== Direction ==
Print every line of the listing exactly, please.

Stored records

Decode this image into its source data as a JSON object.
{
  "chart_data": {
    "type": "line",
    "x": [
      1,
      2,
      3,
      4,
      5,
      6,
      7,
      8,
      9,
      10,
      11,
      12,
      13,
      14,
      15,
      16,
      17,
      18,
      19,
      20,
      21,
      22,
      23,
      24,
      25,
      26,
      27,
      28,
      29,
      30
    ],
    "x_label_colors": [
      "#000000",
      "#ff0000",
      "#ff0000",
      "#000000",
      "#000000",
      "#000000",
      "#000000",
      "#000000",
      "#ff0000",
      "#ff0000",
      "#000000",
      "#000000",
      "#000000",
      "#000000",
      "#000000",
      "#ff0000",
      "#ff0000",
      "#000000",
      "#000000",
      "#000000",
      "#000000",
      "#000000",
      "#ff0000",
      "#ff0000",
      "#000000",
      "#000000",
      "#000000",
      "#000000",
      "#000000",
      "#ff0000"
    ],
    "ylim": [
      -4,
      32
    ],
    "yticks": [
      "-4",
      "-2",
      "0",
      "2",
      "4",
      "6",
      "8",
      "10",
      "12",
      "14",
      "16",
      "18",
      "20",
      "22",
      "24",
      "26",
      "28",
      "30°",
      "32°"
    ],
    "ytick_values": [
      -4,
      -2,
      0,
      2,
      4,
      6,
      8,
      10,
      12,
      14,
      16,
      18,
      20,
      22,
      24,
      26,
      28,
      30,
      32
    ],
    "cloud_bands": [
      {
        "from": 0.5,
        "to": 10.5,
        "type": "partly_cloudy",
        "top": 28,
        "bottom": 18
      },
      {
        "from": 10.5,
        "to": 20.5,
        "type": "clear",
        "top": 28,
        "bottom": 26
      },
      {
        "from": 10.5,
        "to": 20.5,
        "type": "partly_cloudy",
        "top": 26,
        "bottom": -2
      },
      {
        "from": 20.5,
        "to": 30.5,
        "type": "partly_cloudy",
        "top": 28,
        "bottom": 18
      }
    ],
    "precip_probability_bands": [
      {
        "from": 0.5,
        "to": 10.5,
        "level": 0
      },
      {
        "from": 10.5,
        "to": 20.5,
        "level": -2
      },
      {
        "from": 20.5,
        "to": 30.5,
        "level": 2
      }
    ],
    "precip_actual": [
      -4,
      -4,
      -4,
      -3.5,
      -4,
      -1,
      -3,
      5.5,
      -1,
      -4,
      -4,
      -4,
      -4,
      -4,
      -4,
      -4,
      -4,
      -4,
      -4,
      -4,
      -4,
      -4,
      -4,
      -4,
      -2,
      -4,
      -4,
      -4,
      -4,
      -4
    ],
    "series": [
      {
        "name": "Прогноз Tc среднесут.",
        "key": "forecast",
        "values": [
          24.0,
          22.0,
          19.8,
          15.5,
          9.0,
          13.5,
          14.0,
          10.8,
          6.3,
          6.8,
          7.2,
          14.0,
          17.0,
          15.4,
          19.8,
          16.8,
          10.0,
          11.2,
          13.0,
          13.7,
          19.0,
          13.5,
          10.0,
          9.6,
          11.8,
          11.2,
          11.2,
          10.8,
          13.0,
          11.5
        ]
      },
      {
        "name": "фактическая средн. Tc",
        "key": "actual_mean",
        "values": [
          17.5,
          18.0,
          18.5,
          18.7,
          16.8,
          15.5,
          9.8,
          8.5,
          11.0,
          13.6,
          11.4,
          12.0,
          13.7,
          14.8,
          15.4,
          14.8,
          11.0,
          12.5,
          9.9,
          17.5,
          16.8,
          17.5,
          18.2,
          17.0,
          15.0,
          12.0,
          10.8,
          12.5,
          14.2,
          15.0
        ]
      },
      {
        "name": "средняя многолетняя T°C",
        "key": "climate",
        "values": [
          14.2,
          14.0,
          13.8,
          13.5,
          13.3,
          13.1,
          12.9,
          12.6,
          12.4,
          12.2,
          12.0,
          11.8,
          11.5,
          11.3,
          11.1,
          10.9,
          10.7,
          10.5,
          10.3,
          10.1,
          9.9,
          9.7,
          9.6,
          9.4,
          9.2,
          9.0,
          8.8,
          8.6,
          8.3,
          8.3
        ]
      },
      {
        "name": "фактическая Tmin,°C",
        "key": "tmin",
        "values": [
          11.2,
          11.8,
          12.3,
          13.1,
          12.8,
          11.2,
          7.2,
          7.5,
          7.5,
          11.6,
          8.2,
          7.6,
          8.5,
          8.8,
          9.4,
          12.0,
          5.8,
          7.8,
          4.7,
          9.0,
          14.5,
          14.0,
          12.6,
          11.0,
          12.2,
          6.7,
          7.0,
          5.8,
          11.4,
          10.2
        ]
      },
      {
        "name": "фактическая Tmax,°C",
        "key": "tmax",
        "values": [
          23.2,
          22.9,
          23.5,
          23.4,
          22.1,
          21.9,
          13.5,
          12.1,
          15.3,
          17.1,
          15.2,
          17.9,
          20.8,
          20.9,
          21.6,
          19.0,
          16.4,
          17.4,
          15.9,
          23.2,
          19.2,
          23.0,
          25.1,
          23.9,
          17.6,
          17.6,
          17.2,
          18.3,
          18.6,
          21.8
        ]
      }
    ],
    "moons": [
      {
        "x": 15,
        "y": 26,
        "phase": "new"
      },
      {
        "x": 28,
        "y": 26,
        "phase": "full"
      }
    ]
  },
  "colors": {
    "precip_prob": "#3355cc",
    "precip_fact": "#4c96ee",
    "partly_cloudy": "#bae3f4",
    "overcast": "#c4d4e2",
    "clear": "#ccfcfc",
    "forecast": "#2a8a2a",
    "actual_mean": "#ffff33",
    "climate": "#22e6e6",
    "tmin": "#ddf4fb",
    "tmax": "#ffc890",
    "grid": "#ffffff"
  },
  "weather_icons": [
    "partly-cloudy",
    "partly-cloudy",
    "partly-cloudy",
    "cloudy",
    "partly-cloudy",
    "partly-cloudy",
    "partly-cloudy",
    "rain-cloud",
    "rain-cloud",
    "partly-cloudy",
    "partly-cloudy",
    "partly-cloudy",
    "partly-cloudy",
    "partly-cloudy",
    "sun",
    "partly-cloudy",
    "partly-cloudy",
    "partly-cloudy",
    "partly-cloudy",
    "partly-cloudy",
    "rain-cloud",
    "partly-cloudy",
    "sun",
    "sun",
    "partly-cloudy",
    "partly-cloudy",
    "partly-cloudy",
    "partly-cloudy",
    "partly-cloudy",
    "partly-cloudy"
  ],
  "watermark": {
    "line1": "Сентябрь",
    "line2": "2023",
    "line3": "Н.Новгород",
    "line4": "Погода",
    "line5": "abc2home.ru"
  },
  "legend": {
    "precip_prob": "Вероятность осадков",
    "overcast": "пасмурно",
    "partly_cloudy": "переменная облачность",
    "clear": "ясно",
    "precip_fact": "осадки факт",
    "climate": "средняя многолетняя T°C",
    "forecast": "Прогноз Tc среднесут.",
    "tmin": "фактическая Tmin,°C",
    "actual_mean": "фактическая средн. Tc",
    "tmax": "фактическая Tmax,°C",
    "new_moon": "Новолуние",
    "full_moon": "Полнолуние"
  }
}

== Answer to the problem ==
Decode this image into its source data as a JSON object.
{
  "chart_data": {
    "type": "line",
    "x": [
      1,
      2,
      3,
      4,
      5,
      6,
      7,
      8,
      9,
      10,
      11,
      12,
      13,
      14,
      15,
      16,
      17,
      18,
      19,
      20,
      21,
      22,
      23,
      24,
      25,
      26,
      27,
      28,
      29,
      30
    ],
    "x_label_colors": [
      "#000000",
      "#ff0000",
      "#ff0000",
      "#000000",
      "#000000",
      "#000000",
      "#000000",
      "#000000",
      "#ff0000",
      "#ff0000",
      "#000000",
      "#000000",
      "#000000",
      "#000000",
      "#000000",
      "#ff0000",
      "#ff0000",
      "#000000",
      "#000000",
      "#000000",
      "#000000",
      "#000000",
      "#ff0000",
      "#ff0000",
      "#000000",
      "#000000",
      "#000000",
      "#000000",
      "#000000",
      "#ff0000"
    ],
    "ylim": [
      -4,
      32
    ],
    "yticks": [
      "-4",
      "-2",
      "0",
      "2",
      "4",
      "6",
      "8",
      "10",
      "12",
      "14",
      "16",
      "18",
      "20",
      "22",
      "24",
      "26",
      "28",
      "30°",
      "32°"
    ],
    "ytick_values": [
      -4,
      -2,
      0,
      2,
      4,
      6,
      8,
      10,
      12,
      14,
      16,
      18,
      20,
      22,
      24,
      26,
      28,
      30,
      32
    ],
    "cloud_bands": [
      {
        "from": 0.5,
        "to": 10.5,
        "type": "partly_cloudy",
        "top": 28,
        "bottom": 18
      },
      {
        "from": 10.5,
        "to": 20.5,
        "type": "clear",
        "top": 28,
        "bottom": 26
      },
      {
        "from": 10.5,
        "to": 20.5,
        "type": "partly_cloudy",
        "top": 26,
        "bottom": -2
      },
      {
        "from": 20.5,
        "to": 30.5,
        "type": "partly_cloudy",
        "top": 28,
        "bottom": 18
      }
    ],
    "precip_probability_bands": [
      {
        "from": 0.5,
        "to": 10.5,
        "level": 0
      },
      {
        "from": 10.5,
        "to": 20.5,
        "level": -2
      },
      {
        "from": 20.5,
        "to": 30.5,
        "level": 2
      }
    ],
    "precip_actual": [
      -4,
      -4,
      -4,
      -3.5,
      -4,
      -1,
      -3,
      5.5,
      -1,
      -4,
      -4,
      -4,
      -4,
      -4,
      -4,
      -4,
      -4,
      -4,
      -4,
      -4,
      -4,
      -4,
      -4,
      -4,
      -2,
      -4,
      -4,
      -4,
      -4,
      -4
    ],
    "series": [
      {
        "name": "Прогноз Tc среднесут.",
        "key": "forecast",
        "values": [
          24.0,
          22.0,
          19.8,
          15.5,
          9.0,
          13.5,
          14.0,
          10.8,
          6.3,
          6.8,
          7.2,
          14.0,
          17.0,
          15.4,
          19.8,
          16.8,
          10.0,
          11.2,
          13.0,
          13.7,
          19.0,
          13.5,
          10.0,
          9.6,
          11.8,
          11.2,
          11.2,
          10.8,
          13.0,
          11.5
        ]
      },
      {
        "name": "фактическая средн. Tc",
        "key": "actual_mean",
        "values": [
          17.5,
          18.0,
          18.5,
          18.7,
          16.8,
          15.5,
          9.8,
          8.5,
          11.0,
          13.6,
          11.4,
          12.0,
          13.7,
          14.8,
          15.4,
          14.8,
          11.0,
          12.5,
          9.9,
          17.5,
          16.8,
          17.5,
          18.2,
          17.0,
          15.0,
          12.0,
          10.8,
          12.5,
          14.2,
          15.0
        ]
      },
      {
        "name": "средняя многолетняя T°C",
        "key": "climate",
        "values": [
          14.2,
          14.0,
          13.8,
          13.5,
          13.3,
          13.1,
          12.9,
          12.6,
          12.4,
          12.2,
          12.0,
          11.8,
          11.5,
          11.3,
          11.1,
          10.9,
          10.7,
          10.5,
          10.3,
          10.1,
          9.9,
          9.7,
          9.6,
          9.4,
          9.2,
          9.0,
          8.8,
          8.6,
          8.3,
          8.3
        ]
      },
      {
        "name": "фактическая Tmin,°C",
        "key": "tmin",
        "values": [
          11.2,
          11.8,
          12.3,
          13.1,
          12.8,
          11.2,
          7.2,
          7.5,
          7.5,
          11.6,
          8.2,
          7.6,
          8.5,
          8.8,
          9.4,
          12.0,
          5.8,
          7.8,
          4.7,
          9.0,
          14.5,
          14.0,
          12.6,
          11.0,
          12.2,
          6.7,
          7.0,
          5.8,
          11.4,
          10.2
        ]
      },
      {
        "name": "фактическая Tmax,°C",
        "key": "tmax",
        "values": [
          23.2,
          22.9,
          23.5,
          23.4,
          22.1,
          21.9,
          13.5,
          12.1,
          15.3,
          17.1,
          15.2,
          17.9,
          20.8,
          20.9,
          21.6,
          19.0,
          16.4,
          17.4,
          15.9,
          23.2,
          19.2,
          23.0,
          25.1,
          23.9,
          17.6,
          17.6,
          17.2,
          18.3,
          18.6,
          21.8
        ]
      }
    ],
    "moons": [
      {
        "x": 15,
        "y": 26,
        "phase": "new"
      },
      {
        "x": 28,
        "y": 26,
        "phase": "full"
      }
    ]
  },
  "colors": {
    "precip_prob": "#3355cc",
    "precip_fact": "#4c96ee",
    "partly_cloudy": "#bae3f4",
    "overcast": "#c4d4e2",
    "clear": "#ccfcfc",
    "forecast": "#2a8a2a",
    "actual_mean": "#ffff33",
    "climate": "#22e6e6",
    "tmin": "#ddf4fb",
    "tmax": "#ffc890",
    "grid": "#ffffff"
  },
  "weather_icons": [
    "partly-cloudy",
    "partly-cloudy",
    "partly-cloudy",
    "cloudy",
    "partly-cloudy",
    "partly-cloudy",
    "partly-cloudy",
    "rain-cloud",
    "rain-cloud",
    "partly-cloudy",
    "partly-cloudy",
    "partly-cloudy",
    "partly-cloudy",
    "partly-cloudy",
    "sun",
    "partly-cloudy",
    "partly-cloudy",
    "partly-cloudy",
    "partly-cloudy",
    "partly-cloudy",
    "rain-cloud",
    "partly-cloudy",
    "sun",
    "sun",
    "partly-cloudy",
    "partly-cloudy",
    "partly-cloudy",
    "partly-cloudy",
    "partly-cloudy",
    "partly-cloudy"
  ],
  "watermark": {
    "line1": "Сентябрь",
    "line2": "2023",
    "line3": "Н.Новгород",
    "line4": "Погода",
    "line5": "abc2home.ru"
  },
  "legend": {
    "precip_prob": "Вероятность осадков",
    "overcast": "пасмурно",
    "partly_cloudy": "переменная облачность",
    "clear": "ясно",
    "precip_fact": "осадки факт",
    "climate": "средняя многолетняя T°C",
    "forecast": "Прогноз Tc среднесут.",
    "tmin": "фактическая Tmin,°C",
    "actual_mean": "фактическая средн. Tc",
    "tmax": "фактическая Tmax,°C",
    "new_moon": "Новолуние",
    "full_moon": "Полнолуние"
  }
}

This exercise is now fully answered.